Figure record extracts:

▬▬▬▬▬▬

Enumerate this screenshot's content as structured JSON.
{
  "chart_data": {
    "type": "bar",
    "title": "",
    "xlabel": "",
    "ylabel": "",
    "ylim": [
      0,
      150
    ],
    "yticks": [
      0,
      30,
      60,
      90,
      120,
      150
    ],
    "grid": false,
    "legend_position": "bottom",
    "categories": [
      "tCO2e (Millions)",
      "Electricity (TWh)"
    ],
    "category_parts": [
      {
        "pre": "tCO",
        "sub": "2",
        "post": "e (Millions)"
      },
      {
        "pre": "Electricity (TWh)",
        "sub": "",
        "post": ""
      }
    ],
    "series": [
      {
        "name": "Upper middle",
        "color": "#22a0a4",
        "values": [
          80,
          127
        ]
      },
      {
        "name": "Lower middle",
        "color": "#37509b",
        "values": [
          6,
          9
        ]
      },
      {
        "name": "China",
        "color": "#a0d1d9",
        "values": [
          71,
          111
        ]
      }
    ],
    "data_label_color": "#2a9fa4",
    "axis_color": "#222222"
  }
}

▬▬▬▬▬▬

AIM: Collect from the data above every line that includes "middle".

REPLY TO THE EXERCISE:
        "name": "Upper middle",
        "name": "Lower middle",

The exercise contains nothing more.